----- Supplied entries
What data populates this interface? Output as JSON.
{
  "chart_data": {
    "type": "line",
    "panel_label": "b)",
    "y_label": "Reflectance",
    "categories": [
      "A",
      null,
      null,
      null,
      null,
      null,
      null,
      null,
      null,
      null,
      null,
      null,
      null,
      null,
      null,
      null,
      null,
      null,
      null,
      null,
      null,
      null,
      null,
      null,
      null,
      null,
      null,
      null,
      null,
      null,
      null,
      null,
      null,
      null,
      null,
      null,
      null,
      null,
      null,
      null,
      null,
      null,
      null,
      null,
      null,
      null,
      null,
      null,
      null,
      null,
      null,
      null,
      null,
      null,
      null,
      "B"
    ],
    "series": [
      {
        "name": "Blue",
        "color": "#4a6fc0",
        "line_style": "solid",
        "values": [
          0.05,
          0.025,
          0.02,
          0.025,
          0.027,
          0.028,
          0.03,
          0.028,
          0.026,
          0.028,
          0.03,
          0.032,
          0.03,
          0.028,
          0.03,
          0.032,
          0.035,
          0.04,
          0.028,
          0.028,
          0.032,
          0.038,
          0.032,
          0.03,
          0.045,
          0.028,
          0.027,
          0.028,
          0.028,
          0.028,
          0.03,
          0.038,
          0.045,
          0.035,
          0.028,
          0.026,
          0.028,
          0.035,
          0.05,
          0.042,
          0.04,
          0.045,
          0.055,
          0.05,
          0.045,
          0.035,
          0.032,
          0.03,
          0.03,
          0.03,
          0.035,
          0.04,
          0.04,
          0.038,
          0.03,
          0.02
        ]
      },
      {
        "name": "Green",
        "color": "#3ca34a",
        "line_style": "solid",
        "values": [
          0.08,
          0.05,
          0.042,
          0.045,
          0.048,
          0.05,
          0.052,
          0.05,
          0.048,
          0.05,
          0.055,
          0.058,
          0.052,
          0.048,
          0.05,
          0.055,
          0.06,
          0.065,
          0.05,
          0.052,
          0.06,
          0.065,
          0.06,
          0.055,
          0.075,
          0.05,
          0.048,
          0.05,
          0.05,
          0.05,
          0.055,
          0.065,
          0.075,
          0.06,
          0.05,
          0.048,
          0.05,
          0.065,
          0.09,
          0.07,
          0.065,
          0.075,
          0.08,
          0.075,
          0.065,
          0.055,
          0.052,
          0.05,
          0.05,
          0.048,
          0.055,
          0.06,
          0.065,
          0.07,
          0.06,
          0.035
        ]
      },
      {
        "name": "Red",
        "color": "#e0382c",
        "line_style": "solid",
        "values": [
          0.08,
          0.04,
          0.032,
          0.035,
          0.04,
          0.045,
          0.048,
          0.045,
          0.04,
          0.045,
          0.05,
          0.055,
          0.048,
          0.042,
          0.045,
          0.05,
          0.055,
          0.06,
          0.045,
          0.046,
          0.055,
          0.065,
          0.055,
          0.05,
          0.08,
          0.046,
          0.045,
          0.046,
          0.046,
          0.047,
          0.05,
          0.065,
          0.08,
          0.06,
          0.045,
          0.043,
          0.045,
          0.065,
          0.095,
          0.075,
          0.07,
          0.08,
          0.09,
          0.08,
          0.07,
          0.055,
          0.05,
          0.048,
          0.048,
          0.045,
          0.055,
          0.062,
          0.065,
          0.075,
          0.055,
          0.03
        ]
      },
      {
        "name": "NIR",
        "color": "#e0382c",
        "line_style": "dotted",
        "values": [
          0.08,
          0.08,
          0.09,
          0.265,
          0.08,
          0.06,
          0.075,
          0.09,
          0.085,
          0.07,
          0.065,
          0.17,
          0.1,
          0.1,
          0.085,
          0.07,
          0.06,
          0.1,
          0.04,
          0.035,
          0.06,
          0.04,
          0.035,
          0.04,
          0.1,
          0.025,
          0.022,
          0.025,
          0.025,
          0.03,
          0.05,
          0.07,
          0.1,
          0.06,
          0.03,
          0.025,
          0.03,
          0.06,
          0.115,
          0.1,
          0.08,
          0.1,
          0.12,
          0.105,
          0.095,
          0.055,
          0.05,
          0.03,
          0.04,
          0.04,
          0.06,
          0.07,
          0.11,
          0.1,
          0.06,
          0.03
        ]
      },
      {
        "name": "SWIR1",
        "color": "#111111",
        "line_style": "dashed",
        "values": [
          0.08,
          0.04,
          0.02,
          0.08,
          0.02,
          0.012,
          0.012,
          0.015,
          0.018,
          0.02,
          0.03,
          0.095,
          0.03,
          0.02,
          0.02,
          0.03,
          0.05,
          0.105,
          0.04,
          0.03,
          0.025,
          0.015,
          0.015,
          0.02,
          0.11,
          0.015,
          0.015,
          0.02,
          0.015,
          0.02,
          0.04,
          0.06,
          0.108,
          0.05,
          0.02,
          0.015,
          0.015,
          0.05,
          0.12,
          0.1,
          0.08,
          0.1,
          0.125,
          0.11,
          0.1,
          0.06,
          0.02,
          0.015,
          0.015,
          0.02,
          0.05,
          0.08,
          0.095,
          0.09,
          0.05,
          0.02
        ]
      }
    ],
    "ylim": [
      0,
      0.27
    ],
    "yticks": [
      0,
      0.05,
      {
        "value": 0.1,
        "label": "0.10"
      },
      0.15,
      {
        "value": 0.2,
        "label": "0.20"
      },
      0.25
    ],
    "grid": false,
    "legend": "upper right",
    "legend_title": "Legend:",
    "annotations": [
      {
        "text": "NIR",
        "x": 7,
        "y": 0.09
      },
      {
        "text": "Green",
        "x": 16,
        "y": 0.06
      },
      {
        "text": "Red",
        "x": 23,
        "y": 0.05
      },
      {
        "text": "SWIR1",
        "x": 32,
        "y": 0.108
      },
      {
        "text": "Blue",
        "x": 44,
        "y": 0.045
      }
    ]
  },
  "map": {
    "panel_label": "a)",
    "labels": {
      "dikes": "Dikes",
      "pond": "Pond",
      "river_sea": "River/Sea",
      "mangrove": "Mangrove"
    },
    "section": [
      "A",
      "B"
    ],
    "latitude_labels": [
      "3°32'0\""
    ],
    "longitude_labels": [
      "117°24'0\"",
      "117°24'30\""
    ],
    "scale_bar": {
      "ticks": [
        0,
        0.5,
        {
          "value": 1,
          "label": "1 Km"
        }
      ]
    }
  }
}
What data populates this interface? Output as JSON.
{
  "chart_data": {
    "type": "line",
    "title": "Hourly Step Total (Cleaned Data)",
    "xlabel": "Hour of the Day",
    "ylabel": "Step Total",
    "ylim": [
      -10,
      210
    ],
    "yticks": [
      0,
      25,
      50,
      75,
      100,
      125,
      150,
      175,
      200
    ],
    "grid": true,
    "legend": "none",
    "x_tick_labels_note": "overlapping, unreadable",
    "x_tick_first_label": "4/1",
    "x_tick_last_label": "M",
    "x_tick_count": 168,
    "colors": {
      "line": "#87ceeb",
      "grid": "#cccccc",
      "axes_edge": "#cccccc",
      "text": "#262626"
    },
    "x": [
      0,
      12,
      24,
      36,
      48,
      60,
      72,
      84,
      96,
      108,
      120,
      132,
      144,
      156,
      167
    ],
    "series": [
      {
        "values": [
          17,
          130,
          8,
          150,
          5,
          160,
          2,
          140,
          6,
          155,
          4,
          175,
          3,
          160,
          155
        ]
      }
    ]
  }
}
----------
» **Work to be completed**:
Give the records above again, word for word.

» **Answer for the task**:
What data populates this interface? Output as JSON.
{
  "chart_data": {
    "type": "line",
    "panel_label": "b)",
    "y_label": "Reflectance",
    "categories": [
      "A",
      null,
      null,
      null,
      null,
      null,
      null,
      null,
      null,
      null,
      null,
      null,
      null,
      null,
      null,
      null,
      null,
      null,
      null,
      null,
      null,
      null,
      null,
      null,
      null,
      null,
      null,
      null,
      null,
      null,
      null,
      null,
      null,
      null,
      null,
      null,
      null,
      null,
      null,
      null,
      null,
      null,
      null,
      null,
      null,
      null,
      null,
      null,
      null,
      null,
      null,
      null,
      null,
      null,
      null,
      "B"
    ],
    "series": [
      {
        "name": "Blue",
        "color": "#4a6fc0",
        "line_style": "solid",
        "values": [
          0.05,
          0.025,
          0.02,
          0.025,
          0.027,
          0.028,
          0.03,
          0.028,
          0.026,
          0.028,
          0.03,
          0.032,
          0.03,
          0.028,
          0.03,
          0.032,
          0.035,
          0.04,
          0.028,
          0.028,
          0.032,
          0.038,
          0.032,
          0.03,
          0.045,
          0.028,
          0.027,
          0.028,
          0.028,
          0.028,
          0.03,
          0.038,
          0.045,
          0.035,
          0.028,
          0.026,
          0.028,
          0.035,
          0.05,
          0.042,
          0.04,
          0.045,
          0.055,
          0.05,
          0.045,
          0.035,
          0.032,
          0.03,
          0.03,
          0.03,
          0.035,
          0.04,
          0.04,
          0.038,
          0.03,
          0.02
        ]
      },
      {
        "name": "Green",
        "color": "#3ca34a",
        "line_style": "solid",
        "values": [
          0.08,
          0.05,
          0.042,
          0.045,
          0.048,
          0.05,
          0.052,
          0.05,
          0.048,
          0.05,
          0.055,
          0.058,
          0.052,
          0.048,
          0.05,
          0.055,
          0.06,
          0.065,
          0.05,
          0.052,
          0.06,
          0.065,
          0.06,
          0.055,
          0.075,
          0.05,
          0.048,
          0.05,
          0.05,
          0.05,
          0.055,
          0.065,
          0.075,
          0.06,
          0.05,
          0.048,
          0.05,
          0.065,
          0.09,
          0.07,
          0.065,
          0.075,
          0.08,
          0.075,
          0.065,
          0.055,
          0.052,
          0.05,
          0.05,
          0.048,
          0.055,
          0.06,
          0.065,
          0.07,
          0.06,
          0.035
        ]
      },
      {
        "name": "Red",
        "color": "#e0382c",
        "line_style": "solid",
        "values": [
          0.08,
          0.04,
          0.032,
          0.035,
          0.04,
          0.045,
          0.048,
          0.045,
          0.04,
          0.045,
          0.05,
          0.055,
          0.048,
          0.042,
          0.045,
          0.05,
          0.055,
          0.06,
          0.045,
          0.046,
          0.055,
          0.065,
          0.055,
          0.05,
          0.08,
          0.046,
          0.045,
          0.046,
          0.046,
          0.047,
          0.05,
          0.065,
          0.08,
          0.06,
          0.045,
          0.043,
          0.045,
          0.065,
          0.095,
          0.075,
          0.07,
          0.08,
          0.09,
          0.08,
          0.07,
          0.055,
          0.05,
          0.048,
          0.048,
          0.045,
          0.055,
          0.062,
          0.065,
          0.075,
          0.055,
          0.03
        ]
      },
      {
        "name": "NIR",
        "color": "#e0382c",
        "line_style": "dotted",
        "values": [
          0.08,
          0.08,
          0.09,
          0.265,
          0.08,
          0.06,
          0.075,
          0.09,
          0.085,
          0.07,
          0.065,
          0.17,
          0.1,
          0.1,
          0.085,
          0.07,
          0.06,
          0.1,
          0.04,
          0.035,
          0.06,
          0.04,
          0.035,
          0.04,
          0.1,
          0.025,
          0.022,
          0.025,
          0.025,
          0.03,
          0.05,
          0.07,
          0.1,
          0.06,
          0.03,
          0.025,
          0.03,
          0.06,
          0.115,
          0.1,
          0.08,
          0.1,
          0.12,
          0.105,
          0.095,
          0.055,
          0.05,
          0.03,
          0.04,
          0.04,
          0.06,
          0.07,
          0.11,
          0.1,
          0.06,
          0.03
        ]
      },
      {
        "name": "SWIR1",
        "color": "#111111",
        "line_style": "dashed",
        "values": [
          0.08,
          0.04,
          0.02,
          0.08,
          0.02,
          0.012,
          0.012,
          0.015,
          0.018,
          0.02,
          0.03,
          0.095,
          0.03,
          0.02,
          0.02,
          0.03,
          0.05,
          0.105,
          0.04,
          0.03,
          0.025,
          0.015,
          0.015,
          0.02,
          0.11,
          0.015,
          0.015,
          0.02,
          0.015,
          0.02,
          0.04,
          0.06,
          0.108,
          0.05,
          0.02,
          0.015,
          0.015,
          0.05,
          0.12,
          0.1,
          0.08,
          0.1,
          0.125,
          0.11,
          0.1,
          0.06,
          0.02,
          0.015,
          0.015,
          0.02,
          0.05,
          0.08,
          0.095,
          0.09,
          0.05,
          0.02
        ]
      }
    ],
    "ylim": [
      0,
      0.27
    ],
    "yticks": [
      0,
      0.05,
      {
        "value": 0.1,
        "label": "0.10"
      },
      0.15,
      {
        "value": 0.2,
        "label": "0.20"
      },
      0.25
    ],
    "grid": false,
    "legend": "upper right",
    "legend_title": "Legend:",
    "annotations": [
      {
        "text": "NIR",
        "x": 7,
        "y": 0.09
      },
      {
        "text": "Green",
        "x": 16,
        "y": 0.06
      },
      {
        "text": "Red",
        "x": 23,
        "y": 0.05
      },
      {
        "text": "SWIR1",
        "x": 32,
        "y": 0.108
      },
      {
        "text": "Blue",
        "x": 44,
        "y": 0.045
      }
    ]
  },
  "map": {
    "panel_label": "a)",
    "labels": {
      "dikes": "Dikes",
      "pond": "Pond",
      "river_sea": "River/Sea",
      "mangrove": "Mangrove"
    },
    "section": [
      "A",
      "B"
    ],
    "latitude_labels": [
      "3°32'0\""
    ],
    "longitude_labels": [
      "117°24'0\"",
      "117°24'30\""
    ],
    "scale_bar": {
      "ticks": [
        0,
        0.5,
        {
          "value": 1,
          "label": "1 Km"
        }
      ]
    }
  }
}
What data populates this interface? Output as JSON.
{
  "chart_data": {
    "type": "line",
    "title": "Hourly Step Total (Cleaned Data)",
    "xlabel": "Hour of the Day",
    "ylabel": "Step Total",
    "ylim": [
      -10,
      210
    ],
    "yticks": [
      0,
      25,
      50,
      75,
      100,
      125,
      150,
      175,
      200
    ],
    "grid": true,
    "legend": "none",
    "x_tick_labels_note": "overlapping, unreadable",
    "x_tick_first_label": "4/1",
    "x_tick_last_label": "M",
    "x_tick_count": 168,
    "colors": {
      "line": "#87ceeb",
      "grid": "#cccccc",
      "axes_edge": "#cccccc",
      "text": "#262626"
    },
    "x": [
      0,
      12,
      24,
      36,
      48,
      60,
      72,
      84,
      96,
      108,
      120,
      132,
      144,
      156,
      167
    ],
    "series": [
      {
        "values": [
          17,
          130,
          8,
          150,
          5,
          160,
          2,
          140,
          6,
          155,
          4,
          175,
          3,
          160,
          155
        ]
      }
    ]
  }
}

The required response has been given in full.